Your instructions:
In the listing below, count the lines with "Dominance" and report only the figure.

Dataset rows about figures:

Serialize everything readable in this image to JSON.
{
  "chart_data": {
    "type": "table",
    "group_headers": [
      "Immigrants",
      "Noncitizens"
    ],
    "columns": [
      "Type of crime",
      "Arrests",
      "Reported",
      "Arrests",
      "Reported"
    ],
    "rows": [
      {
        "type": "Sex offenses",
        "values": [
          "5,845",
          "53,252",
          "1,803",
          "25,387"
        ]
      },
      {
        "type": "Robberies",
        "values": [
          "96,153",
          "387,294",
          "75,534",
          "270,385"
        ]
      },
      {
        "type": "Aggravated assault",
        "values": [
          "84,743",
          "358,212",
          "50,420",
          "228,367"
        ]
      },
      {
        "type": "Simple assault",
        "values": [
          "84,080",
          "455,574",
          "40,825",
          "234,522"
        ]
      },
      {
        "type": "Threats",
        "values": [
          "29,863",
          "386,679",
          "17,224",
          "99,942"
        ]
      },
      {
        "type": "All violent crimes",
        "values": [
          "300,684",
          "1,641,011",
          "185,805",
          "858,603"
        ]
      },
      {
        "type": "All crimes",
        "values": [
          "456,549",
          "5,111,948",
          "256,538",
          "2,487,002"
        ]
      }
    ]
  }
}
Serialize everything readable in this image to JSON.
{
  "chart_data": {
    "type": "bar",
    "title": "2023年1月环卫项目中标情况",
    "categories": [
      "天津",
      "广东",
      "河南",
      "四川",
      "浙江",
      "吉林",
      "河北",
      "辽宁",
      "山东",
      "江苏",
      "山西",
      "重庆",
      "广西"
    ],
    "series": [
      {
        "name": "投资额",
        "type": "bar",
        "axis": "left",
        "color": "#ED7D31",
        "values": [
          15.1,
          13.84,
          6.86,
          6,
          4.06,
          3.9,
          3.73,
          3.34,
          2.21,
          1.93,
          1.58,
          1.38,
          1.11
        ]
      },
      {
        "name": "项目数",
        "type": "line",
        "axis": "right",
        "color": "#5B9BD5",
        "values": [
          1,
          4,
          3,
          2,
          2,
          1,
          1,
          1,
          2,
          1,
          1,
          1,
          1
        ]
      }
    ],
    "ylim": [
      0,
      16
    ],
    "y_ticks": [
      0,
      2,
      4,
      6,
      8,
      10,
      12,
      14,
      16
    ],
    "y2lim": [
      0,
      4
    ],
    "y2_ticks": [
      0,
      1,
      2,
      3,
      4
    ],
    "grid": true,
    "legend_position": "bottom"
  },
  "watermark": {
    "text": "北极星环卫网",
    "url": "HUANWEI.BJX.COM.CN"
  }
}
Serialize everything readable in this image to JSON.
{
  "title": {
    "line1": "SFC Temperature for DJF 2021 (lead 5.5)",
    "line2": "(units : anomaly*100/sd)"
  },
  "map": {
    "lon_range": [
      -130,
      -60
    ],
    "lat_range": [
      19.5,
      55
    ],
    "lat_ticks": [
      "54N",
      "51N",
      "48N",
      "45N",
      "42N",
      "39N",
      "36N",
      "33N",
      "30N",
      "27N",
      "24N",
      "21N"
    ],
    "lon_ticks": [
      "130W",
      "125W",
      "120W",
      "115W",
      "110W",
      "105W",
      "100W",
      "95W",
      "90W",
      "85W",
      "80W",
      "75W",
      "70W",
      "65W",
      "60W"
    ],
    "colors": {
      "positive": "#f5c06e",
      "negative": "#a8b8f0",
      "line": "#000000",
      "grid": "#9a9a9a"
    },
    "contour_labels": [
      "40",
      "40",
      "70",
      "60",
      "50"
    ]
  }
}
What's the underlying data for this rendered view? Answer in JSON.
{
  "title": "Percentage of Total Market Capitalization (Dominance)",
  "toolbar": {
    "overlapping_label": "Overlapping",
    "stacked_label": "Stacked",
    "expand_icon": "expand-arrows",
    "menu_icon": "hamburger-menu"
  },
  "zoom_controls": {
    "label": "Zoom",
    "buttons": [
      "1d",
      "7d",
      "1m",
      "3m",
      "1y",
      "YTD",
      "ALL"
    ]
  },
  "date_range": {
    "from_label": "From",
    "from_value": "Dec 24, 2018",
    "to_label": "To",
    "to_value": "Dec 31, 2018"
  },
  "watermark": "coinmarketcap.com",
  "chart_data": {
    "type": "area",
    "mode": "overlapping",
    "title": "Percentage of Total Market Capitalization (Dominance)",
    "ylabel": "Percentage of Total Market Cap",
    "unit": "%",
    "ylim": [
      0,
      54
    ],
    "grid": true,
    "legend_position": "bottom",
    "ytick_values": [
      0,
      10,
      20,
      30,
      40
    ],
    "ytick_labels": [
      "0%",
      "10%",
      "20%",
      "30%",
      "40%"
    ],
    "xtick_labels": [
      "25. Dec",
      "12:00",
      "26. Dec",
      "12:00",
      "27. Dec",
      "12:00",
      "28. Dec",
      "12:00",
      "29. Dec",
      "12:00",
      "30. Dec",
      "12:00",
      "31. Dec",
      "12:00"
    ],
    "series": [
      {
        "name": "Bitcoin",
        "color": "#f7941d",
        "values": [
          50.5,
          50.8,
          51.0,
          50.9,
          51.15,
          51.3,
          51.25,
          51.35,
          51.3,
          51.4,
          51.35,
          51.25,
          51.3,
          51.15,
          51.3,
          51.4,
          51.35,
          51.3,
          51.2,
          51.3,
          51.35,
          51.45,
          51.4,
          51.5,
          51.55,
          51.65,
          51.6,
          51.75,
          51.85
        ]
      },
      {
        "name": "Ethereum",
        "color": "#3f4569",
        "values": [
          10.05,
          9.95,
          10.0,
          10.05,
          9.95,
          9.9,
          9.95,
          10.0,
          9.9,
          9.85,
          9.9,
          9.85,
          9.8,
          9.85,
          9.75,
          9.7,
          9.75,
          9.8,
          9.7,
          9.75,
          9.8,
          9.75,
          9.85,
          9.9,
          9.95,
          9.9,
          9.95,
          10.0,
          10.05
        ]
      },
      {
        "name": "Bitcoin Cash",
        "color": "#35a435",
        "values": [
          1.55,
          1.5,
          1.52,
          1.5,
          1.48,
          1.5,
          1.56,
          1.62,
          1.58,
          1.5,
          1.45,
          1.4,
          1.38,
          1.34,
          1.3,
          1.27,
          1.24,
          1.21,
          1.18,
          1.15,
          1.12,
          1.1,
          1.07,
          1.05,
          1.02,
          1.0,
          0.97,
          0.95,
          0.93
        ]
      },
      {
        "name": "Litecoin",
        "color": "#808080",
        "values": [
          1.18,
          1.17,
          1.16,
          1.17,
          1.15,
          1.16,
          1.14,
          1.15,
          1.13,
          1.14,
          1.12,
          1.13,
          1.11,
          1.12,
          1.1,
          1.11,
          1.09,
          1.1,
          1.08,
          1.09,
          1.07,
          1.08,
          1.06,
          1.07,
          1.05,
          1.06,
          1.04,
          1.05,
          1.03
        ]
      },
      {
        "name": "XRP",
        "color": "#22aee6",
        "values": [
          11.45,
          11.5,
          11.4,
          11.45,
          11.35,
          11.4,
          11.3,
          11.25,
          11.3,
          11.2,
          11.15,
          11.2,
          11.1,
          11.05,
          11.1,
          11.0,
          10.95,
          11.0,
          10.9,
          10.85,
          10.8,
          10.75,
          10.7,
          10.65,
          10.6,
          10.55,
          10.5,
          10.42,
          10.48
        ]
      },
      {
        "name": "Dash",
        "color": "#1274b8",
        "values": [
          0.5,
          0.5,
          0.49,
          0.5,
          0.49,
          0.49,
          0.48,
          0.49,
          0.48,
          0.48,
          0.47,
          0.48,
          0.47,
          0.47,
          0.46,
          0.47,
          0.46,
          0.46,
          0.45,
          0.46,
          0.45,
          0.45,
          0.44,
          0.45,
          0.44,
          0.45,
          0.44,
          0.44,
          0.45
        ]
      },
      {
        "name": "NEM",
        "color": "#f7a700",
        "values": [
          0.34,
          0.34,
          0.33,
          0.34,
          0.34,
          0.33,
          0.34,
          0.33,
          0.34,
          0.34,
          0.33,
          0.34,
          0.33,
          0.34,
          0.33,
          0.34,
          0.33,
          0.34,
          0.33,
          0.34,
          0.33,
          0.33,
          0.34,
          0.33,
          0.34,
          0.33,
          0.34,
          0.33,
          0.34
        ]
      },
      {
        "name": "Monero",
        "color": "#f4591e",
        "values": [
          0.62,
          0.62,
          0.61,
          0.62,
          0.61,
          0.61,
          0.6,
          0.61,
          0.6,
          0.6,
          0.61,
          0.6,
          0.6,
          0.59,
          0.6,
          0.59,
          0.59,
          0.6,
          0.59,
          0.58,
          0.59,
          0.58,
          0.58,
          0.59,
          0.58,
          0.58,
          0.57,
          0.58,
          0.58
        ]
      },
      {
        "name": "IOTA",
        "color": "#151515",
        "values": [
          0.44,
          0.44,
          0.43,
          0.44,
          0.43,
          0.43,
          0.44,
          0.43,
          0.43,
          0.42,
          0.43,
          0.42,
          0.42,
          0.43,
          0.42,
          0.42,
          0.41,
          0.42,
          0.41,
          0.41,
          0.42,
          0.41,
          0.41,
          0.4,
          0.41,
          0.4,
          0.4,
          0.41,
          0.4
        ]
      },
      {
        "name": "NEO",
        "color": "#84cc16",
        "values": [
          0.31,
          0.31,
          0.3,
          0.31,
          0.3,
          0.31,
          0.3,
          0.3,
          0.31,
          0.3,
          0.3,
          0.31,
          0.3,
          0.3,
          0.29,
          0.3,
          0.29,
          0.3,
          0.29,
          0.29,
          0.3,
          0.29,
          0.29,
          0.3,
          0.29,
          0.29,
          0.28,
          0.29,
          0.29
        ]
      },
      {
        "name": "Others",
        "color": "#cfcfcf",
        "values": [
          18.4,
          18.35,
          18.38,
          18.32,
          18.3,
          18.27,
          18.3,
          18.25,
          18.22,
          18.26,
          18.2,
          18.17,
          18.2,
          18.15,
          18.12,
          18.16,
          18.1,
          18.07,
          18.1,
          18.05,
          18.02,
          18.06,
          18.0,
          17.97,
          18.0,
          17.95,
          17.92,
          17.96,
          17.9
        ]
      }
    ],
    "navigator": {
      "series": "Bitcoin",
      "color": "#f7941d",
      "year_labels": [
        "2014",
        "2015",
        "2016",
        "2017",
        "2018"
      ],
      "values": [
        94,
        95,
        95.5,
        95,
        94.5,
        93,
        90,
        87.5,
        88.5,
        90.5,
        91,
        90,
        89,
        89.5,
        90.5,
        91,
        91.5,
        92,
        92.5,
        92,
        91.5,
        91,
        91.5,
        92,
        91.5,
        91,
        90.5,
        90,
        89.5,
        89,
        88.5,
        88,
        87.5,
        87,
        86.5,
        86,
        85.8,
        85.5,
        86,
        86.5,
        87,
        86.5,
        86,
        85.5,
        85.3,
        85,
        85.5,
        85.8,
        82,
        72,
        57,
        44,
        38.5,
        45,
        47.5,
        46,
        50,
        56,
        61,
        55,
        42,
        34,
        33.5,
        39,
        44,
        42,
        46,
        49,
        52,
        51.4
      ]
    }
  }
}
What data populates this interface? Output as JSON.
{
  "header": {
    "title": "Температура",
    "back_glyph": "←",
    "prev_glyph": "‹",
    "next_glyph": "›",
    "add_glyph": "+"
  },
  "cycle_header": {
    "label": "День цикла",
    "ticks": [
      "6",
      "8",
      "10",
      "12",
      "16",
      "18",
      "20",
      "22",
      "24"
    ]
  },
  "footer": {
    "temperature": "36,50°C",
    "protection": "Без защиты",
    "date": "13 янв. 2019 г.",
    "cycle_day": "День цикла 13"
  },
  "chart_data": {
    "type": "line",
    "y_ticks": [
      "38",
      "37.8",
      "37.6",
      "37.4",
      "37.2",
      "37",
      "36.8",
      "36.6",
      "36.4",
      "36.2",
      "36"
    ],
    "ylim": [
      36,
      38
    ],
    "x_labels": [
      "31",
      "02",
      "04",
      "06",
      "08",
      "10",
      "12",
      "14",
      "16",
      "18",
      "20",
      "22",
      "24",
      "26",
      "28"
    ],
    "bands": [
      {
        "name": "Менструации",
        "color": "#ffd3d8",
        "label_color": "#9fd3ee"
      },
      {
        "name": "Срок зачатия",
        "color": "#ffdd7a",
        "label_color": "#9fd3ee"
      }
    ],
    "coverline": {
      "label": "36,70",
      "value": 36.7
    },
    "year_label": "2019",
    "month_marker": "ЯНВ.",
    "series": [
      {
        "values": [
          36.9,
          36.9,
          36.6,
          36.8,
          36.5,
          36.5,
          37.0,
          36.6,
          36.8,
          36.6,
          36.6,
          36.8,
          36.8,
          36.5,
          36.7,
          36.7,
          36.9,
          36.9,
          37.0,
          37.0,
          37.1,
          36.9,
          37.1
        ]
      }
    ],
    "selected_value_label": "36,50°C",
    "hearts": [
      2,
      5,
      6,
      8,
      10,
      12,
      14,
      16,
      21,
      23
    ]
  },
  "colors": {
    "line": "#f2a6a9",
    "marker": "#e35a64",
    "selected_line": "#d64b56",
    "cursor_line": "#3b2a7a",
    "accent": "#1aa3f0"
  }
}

Solution to this exercise:
2